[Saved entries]

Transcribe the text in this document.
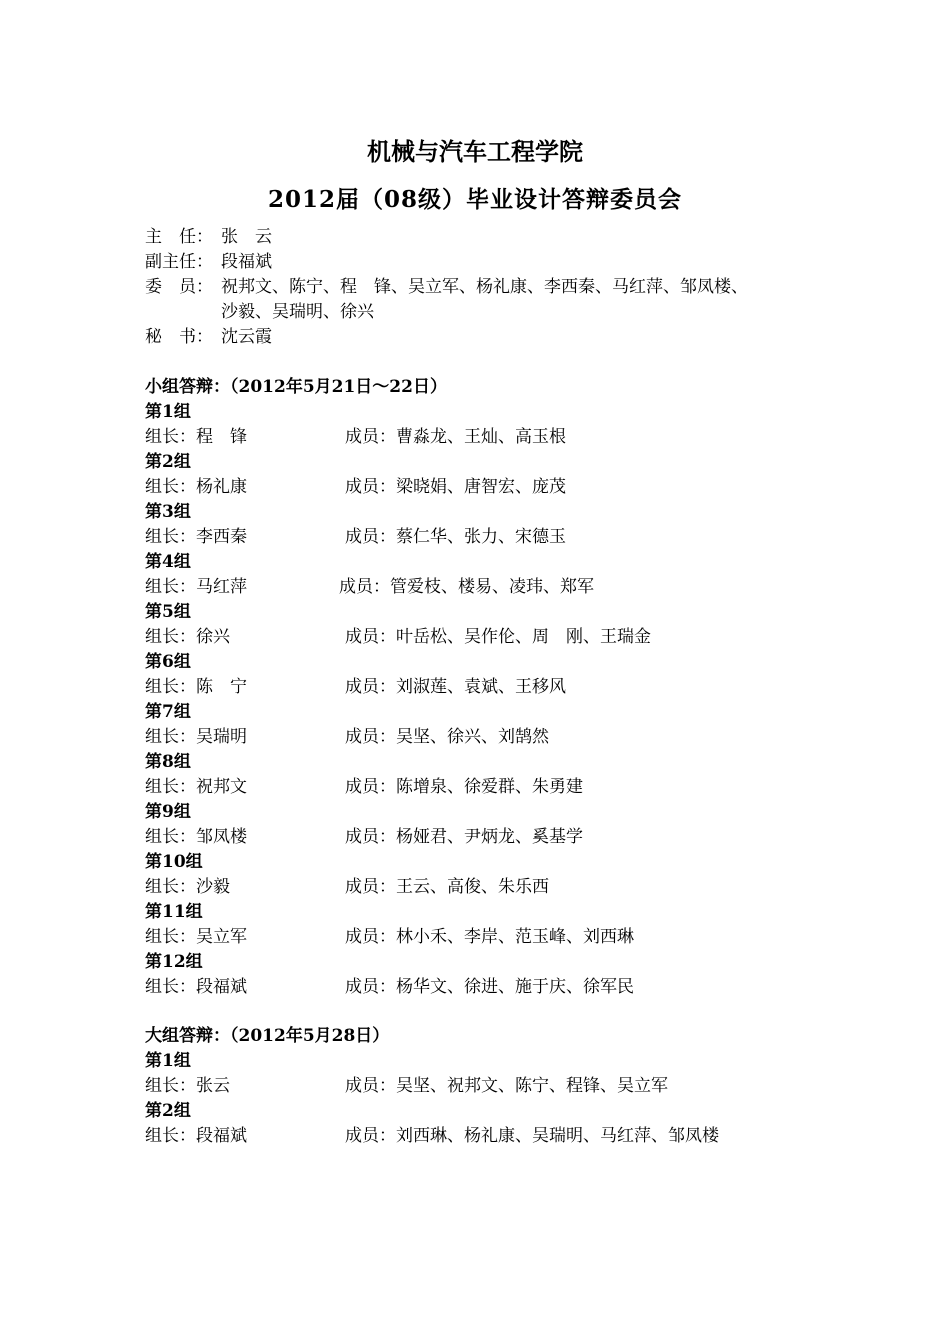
机械与汽车工程学院
2012届（08级）毕业设计答辩委员会
主　任： 张　云
副主任： 段福斌
委　员： 祝邦文、陈宁、程　锋、吴立军、杨礼康、李西秦、马红萍、邹凤楼、
沙毅、吴瑞明、徐兴
秘　书： 沈云霞
小组答辩：（2012年5月21日～22日）
第1组
组长：程　锋	成员：曹淼龙、王灿、高玉根
第2组
组长：杨礼康	成员：梁晓娟、唐智宏、庞茂
第3组
组长：李西秦	成员：蔡仁华、张力、宋德玉
第4组
组长：马红萍	成员：管爱枝、楼易、凌玮、郑军
第5组
组长：徐兴	成员：叶岳松、吴作伦、周　刚、王瑞金
第6组
组长：陈　宁	成员：刘淑莲、袁斌、王移风
第7组
组长：吴瑞明	成员：吴坚、徐兴、刘鹄然
第8组
组长：祝邦文	成员：陈增泉、徐爱群、朱勇建
第9组
组长：邹凤楼	成员：杨娅君、尹炳龙、奚基学
第10组
组长：沙毅	成员：王云、高俊、朱乐西
第11组
组长：吴立军	成员：林小禾、李岸、范玉峰、刘西琳
第12组
组长：段福斌	成员：杨华文、徐进、施于庆、徐军民
大组答辩：（2012年5月28日）
第1组
组长：张云	成员：吴坚、祝邦文、陈宁、程锋、吴立军
第2组
组长：段福斌	成员：刘西琳、杨礼康、吴瑞明、马红萍、邹凤楼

**STATED EXERCISE**
Pictures stay out; repeat all the rest of the records exactly.

**OUTPUT BELOW**
Transcribe the text in this document.
机械与汽车工程学院
2012届（08级）毕业设计答辩委员会
主　任： 张　云
副主任： 段福斌
委　员： 祝邦文、陈宁、程　锋、吴立军、杨礼康、李西秦、马红萍、邹凤楼、
沙毅、吴瑞明、徐兴
秘　书： 沈云霞
小组答辩：（2012年5月21日～22日）
第1组
组长：程　锋	成员：曹淼龙、王灿、高玉根
第2组
组长：杨礼康	成员：梁晓娟、唐智宏、庞茂
第3组
组长：李西秦	成员：蔡仁华、张力、宋德玉
第4组
组长：马红萍	成员：管爱枝、楼易、凌玮、郑军
第5组
组长：徐兴	成员：叶岳松、吴作伦、周　刚、王瑞金
第6组
组长：陈　宁	成员：刘淑莲、袁斌、王移风
第7组
组长：吴瑞明	成员：吴坚、徐兴、刘鹄然
第8组
组长：祝邦文	成员：陈增泉、徐爱群、朱勇建
第9组
组长：邹凤楼	成员：杨娅君、尹炳龙、奚基学
第10组
组长：沙毅	成员：王云、高俊、朱乐西
第11组
组长：吴立军	成员：林小禾、李岸、范玉峰、刘西琳
第12组
组长：段福斌	成员：杨华文、徐进、施于庆、徐军民
大组答辩：（2012年5月28日）
第1组
组长：张云	成员：吴坚、祝邦文、陈宁、程锋、吴立军
第2组
组长：段福斌	成员：刘西琳、杨礼康、吴瑞明、马红萍、邹凤楼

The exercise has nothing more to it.